**Written problem**
Below are some entries. Copy each line that holds the string "材料编号".

**Data supplied**
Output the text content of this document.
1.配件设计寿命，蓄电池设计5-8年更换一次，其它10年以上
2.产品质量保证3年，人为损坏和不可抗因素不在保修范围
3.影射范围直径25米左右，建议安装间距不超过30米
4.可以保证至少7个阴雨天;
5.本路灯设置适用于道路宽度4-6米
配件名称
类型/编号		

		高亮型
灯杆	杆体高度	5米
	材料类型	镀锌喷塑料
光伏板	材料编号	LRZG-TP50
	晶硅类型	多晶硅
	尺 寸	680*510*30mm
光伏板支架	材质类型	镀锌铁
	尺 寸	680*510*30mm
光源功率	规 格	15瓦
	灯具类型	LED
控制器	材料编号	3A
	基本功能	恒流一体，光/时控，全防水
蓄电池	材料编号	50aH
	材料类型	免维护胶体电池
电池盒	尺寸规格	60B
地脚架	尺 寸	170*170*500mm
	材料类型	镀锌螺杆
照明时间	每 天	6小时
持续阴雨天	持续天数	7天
--
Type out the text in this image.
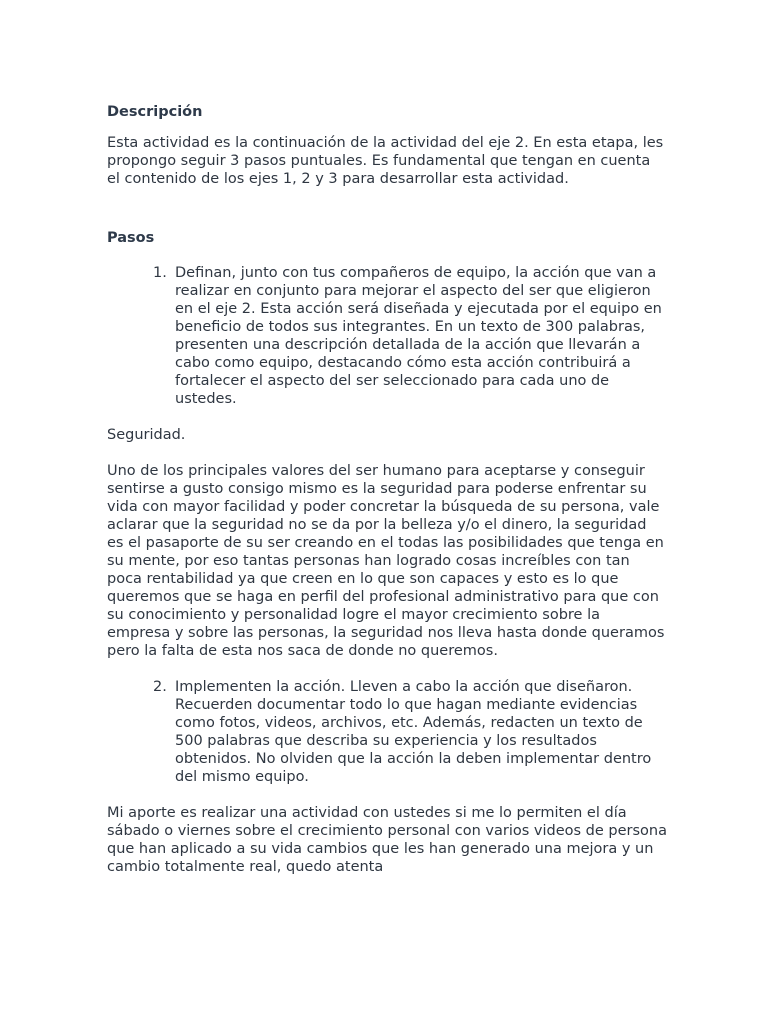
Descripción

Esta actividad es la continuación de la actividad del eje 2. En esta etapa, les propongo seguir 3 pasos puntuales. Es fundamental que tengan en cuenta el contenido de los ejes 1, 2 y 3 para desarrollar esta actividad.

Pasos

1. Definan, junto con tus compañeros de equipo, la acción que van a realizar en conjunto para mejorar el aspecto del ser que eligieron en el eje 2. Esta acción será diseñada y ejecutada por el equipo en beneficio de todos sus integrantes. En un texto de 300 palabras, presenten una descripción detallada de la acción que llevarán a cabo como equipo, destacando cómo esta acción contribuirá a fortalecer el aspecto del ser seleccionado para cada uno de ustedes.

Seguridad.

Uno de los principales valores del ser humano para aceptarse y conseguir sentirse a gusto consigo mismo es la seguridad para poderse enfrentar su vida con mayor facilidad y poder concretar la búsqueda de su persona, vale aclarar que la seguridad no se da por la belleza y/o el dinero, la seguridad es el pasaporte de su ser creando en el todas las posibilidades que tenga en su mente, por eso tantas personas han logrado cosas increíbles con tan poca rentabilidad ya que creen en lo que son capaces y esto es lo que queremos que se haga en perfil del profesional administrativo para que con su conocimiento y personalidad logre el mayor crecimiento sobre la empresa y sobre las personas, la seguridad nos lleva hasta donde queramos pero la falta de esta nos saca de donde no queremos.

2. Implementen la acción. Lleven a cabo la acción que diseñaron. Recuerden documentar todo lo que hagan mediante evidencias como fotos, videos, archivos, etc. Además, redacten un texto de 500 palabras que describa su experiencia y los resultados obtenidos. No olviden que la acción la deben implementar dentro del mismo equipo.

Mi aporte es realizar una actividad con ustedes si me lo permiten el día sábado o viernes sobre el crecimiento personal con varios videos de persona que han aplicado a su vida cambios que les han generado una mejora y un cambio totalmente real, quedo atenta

**Finished exercise**
光伏板	材料编号	LRZG-TP50
控制器	材料编号	3A
蓄电池	材料编号	50aH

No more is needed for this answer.